(Extracted data entries)
_ _ _ _ _ _ _

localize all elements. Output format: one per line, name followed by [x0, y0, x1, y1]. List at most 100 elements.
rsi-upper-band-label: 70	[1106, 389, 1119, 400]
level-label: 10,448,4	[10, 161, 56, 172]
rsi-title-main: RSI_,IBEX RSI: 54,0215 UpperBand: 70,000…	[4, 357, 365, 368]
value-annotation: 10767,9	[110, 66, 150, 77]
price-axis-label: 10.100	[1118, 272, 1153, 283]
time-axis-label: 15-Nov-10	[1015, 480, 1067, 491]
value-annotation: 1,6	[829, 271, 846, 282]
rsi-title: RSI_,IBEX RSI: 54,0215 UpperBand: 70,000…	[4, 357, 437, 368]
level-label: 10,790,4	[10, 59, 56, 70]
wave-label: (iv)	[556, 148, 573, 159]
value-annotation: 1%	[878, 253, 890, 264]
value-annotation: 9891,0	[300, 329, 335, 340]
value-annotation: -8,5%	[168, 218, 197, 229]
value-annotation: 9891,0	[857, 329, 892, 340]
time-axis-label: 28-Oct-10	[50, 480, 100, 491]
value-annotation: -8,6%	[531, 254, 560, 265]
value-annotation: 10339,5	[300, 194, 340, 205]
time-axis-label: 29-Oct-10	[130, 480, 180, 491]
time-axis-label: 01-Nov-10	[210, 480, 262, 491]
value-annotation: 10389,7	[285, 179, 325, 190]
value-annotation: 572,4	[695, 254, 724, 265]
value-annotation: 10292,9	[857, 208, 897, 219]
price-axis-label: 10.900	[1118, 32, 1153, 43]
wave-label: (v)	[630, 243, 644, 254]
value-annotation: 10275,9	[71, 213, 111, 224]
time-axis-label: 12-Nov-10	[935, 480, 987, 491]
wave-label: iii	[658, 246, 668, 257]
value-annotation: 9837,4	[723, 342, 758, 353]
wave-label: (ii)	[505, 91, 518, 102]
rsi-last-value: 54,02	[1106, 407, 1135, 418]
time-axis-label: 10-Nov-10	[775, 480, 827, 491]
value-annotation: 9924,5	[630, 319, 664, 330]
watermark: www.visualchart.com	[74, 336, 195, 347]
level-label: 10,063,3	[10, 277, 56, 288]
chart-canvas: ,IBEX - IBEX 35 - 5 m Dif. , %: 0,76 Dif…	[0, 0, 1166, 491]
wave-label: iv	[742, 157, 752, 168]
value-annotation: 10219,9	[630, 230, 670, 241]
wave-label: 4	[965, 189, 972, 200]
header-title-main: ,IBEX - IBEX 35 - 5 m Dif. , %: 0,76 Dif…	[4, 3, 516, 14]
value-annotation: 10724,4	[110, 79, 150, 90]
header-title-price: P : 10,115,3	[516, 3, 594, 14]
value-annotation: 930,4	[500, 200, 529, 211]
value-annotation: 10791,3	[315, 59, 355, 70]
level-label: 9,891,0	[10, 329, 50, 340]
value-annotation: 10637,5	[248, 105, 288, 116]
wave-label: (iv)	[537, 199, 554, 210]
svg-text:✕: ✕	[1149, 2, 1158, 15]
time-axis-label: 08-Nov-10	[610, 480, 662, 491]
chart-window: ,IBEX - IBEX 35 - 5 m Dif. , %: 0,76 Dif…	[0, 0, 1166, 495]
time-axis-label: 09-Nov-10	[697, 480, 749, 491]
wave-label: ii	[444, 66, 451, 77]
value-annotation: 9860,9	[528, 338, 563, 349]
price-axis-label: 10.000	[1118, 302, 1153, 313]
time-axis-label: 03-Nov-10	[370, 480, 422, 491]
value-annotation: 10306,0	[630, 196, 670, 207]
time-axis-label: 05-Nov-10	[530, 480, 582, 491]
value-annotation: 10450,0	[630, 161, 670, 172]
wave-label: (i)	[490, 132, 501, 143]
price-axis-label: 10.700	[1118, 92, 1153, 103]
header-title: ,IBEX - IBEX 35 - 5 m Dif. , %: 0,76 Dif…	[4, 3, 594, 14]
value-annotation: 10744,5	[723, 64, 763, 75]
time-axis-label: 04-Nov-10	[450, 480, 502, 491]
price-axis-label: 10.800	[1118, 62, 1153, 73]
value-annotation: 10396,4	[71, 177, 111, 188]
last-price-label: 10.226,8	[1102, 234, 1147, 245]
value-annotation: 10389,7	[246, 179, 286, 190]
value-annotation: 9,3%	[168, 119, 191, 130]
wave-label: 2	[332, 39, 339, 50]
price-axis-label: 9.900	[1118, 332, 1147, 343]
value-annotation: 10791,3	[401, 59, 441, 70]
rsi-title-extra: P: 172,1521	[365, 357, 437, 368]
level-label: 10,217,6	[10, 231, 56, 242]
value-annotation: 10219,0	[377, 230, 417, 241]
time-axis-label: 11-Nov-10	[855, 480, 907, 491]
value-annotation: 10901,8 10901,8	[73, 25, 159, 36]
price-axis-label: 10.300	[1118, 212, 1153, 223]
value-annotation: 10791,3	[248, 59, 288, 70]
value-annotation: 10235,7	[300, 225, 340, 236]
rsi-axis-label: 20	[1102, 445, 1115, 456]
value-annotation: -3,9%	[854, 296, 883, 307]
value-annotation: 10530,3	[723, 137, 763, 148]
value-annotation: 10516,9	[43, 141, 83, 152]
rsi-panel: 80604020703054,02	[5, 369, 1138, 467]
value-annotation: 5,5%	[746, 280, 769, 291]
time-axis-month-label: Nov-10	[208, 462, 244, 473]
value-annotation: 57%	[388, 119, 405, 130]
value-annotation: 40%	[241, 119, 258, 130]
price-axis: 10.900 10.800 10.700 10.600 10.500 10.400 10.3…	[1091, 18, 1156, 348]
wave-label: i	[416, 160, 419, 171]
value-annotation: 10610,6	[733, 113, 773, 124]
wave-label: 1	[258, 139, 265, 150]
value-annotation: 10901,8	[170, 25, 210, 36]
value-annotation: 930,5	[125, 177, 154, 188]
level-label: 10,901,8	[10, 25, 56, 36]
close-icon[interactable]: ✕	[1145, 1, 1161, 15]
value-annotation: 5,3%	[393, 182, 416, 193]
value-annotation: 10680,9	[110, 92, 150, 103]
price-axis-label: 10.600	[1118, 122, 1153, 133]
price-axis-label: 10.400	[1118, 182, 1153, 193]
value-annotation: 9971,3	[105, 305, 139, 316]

_ _ _ _ _ _ _

■ SET TASK
Copy the lines above word for word, from the first one through the line that contains "200, 529, 211]".

■ EXERCISE RESPONSE
localize all elements. Output format: one per line, name followed by [x0, y0, x1, y1]. List at most 100 elements.
rsi-upper-band-label: 70	[1106, 389, 1119, 400]
level-label: 10,448,4	[10, 161, 56, 172]
rsi-title-main: RSI_,IBEX RSI: 54,0215 UpperBand: 70,000…	[4, 357, 365, 368]
value-annotation: 10767,9	[110, 66, 150, 77]
price-axis-label: 10.100	[1118, 272, 1153, 283]
time-axis-label: 15-Nov-10	[1015, 480, 1067, 491]
value-annotation: 1,6	[829, 271, 846, 282]
rsi-title: RSI_,IBEX RSI: 54,0215 UpperBand: 70,000…	[4, 357, 437, 368]
level-label: 10,790,4	[10, 59, 56, 70]
wave-label: (iv)	[556, 148, 573, 159]
value-annotation: 1%	[878, 253, 890, 264]
value-annotation: 9891,0	[300, 329, 335, 340]
value-annotation: -8,5%	[168, 218, 197, 229]
value-annotation: 9891,0	[857, 329, 892, 340]
time-axis-label: 28-Oct-10	[50, 480, 100, 491]
value-annotation: -8,6%	[531, 254, 560, 265]
value-annotation: 10339,5	[300, 194, 340, 205]
time-axis-label: 29-Oct-10	[130, 480, 180, 491]
time-axis-label: 01-Nov-10	[210, 480, 262, 491]
value-annotation: 10389,7	[285, 179, 325, 190]
value-annotation: 572,4	[695, 254, 724, 265]
value-annotation: 10292,9	[857, 208, 897, 219]
price-axis-label: 10.900	[1118, 32, 1153, 43]
wave-label: (v)	[630, 243, 644, 254]
value-annotation: 10275,9	[71, 213, 111, 224]
time-axis-label: 12-Nov-10	[935, 480, 987, 491]
wave-label: iii	[658, 246, 668, 257]
value-annotation: 9837,4	[723, 342, 758, 353]
wave-label: (ii)	[505, 91, 518, 102]
rsi-last-value: 54,02	[1106, 407, 1135, 418]
time-axis-label: 10-Nov-10	[775, 480, 827, 491]
value-annotation: 9924,5	[630, 319, 664, 330]
watermark: www.visualchart.com	[74, 336, 195, 347]
level-label: 10,063,3	[10, 277, 56, 288]
chart-canvas: ,IBEX - IBEX 35 - 5 m Dif. , %: 0,76 Dif…	[0, 0, 1166, 491]
wave-label: iv	[742, 157, 752, 168]
value-annotation: 10219,9	[630, 230, 670, 241]
wave-label: 4	[965, 189, 972, 200]
header-title-main: ,IBEX - IBEX 35 - 5 m Dif. , %: 0,76 Dif…	[4, 3, 516, 14]
value-annotation: 10724,4	[110, 79, 150, 90]
header-title-price: P : 10,115,3	[516, 3, 594, 14]
value-annotation: 930,4	[500, 200, 529, 211]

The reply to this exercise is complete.